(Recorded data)
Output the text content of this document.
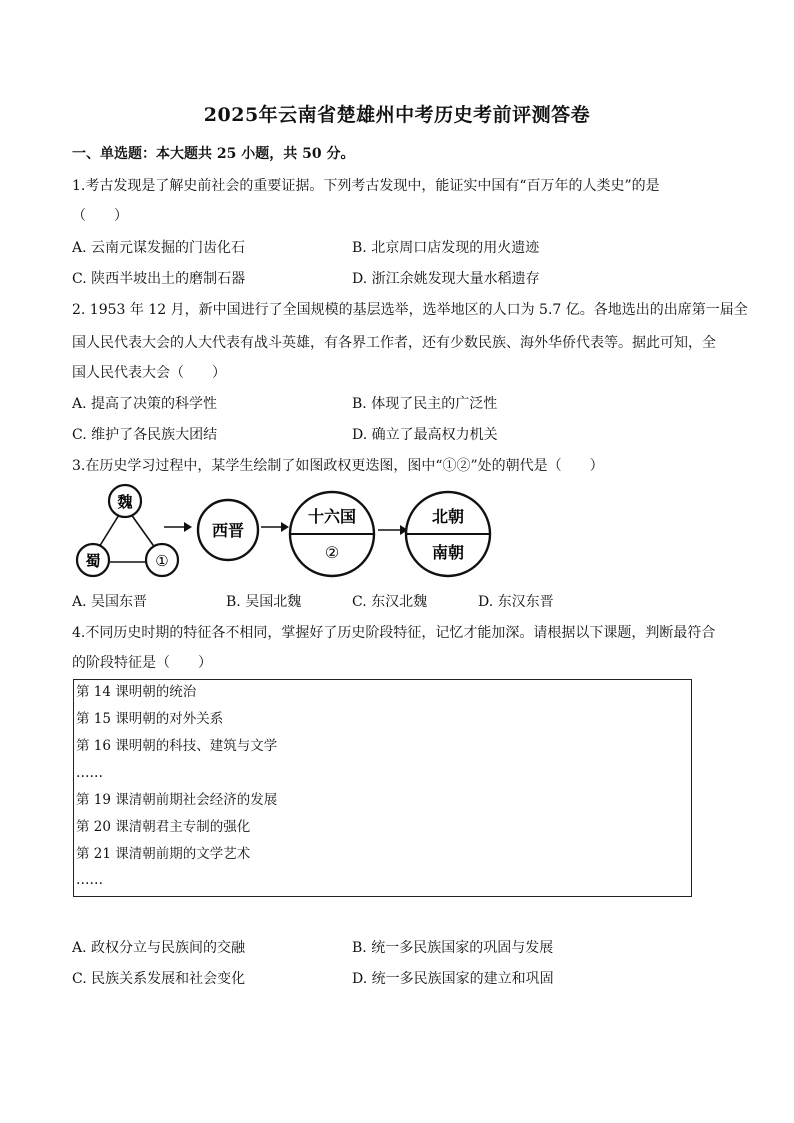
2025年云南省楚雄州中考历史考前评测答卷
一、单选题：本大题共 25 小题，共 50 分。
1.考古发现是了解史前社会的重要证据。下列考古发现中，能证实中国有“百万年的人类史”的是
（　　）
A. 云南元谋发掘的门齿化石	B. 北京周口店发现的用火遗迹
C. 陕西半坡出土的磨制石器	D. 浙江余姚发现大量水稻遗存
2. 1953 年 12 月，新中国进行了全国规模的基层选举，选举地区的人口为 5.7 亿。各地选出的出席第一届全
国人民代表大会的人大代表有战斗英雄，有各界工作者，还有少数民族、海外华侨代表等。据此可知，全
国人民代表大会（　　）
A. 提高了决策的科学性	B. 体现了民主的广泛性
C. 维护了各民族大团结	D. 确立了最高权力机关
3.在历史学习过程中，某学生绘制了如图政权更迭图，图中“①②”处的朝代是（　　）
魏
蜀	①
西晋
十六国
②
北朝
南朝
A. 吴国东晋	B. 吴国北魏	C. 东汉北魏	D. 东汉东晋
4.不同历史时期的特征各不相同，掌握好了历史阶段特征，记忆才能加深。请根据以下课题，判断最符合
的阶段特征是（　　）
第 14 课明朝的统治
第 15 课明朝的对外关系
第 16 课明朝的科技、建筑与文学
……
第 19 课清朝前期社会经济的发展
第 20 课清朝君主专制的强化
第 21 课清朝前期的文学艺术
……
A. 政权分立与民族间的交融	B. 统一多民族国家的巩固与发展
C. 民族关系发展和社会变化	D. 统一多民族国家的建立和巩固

▶ Your instructions:
Output every entry word for word, but omit the pictures.

▶ Complete output:
Output the text content of this document.
2025年云南省楚雄州中考历史考前评测答卷
一、单选题：本大题共 25 小题，共 50 分。
1.考古发现是了解史前社会的重要证据。下列考古发现中，能证实中国有“百万年的人类史”的是
（　　）
A. 云南元谋发掘的门齿化石	B. 北京周口店发现的用火遗迹
C. 陕西半坡出土的磨制石器	D. 浙江余姚发现大量水稻遗存
2. 1953 年 12 月，新中国进行了全国规模的基层选举，选举地区的人口为 5.7 亿。各地选出的出席第一届全
国人民代表大会的人大代表有战斗英雄，有各界工作者，还有少数民族、海外华侨代表等。据此可知，全
国人民代表大会（　　）
A. 提高了决策的科学性	B. 体现了民主的广泛性
C. 维护了各民族大团结	D. 确立了最高权力机关
3.在历史学习过程中，某学生绘制了如图政权更迭图，图中“①②”处的朝代是（　　）
魏
蜀	①
西晋
十六国
②
北朝
南朝
A. 吴国东晋	B. 吴国北魏	C. 东汉北魏	D. 东汉东晋
4.不同历史时期的特征各不相同，掌握好了历史阶段特征，记忆才能加深。请根据以下课题，判断最符合
的阶段特征是（　　）
第 14 课明朝的统治
第 15 课明朝的对外关系
第 16 课明朝的科技、建筑与文学
……
第 19 课清朝前期社会经济的发展
第 20 课清朝君主专制的强化
第 21 课清朝前期的文学艺术
……
A. 政权分立与民族间的交融	B. 统一多民族国家的巩固与发展
C. 民族关系发展和社会变化	D. 统一多民族国家的建立和巩固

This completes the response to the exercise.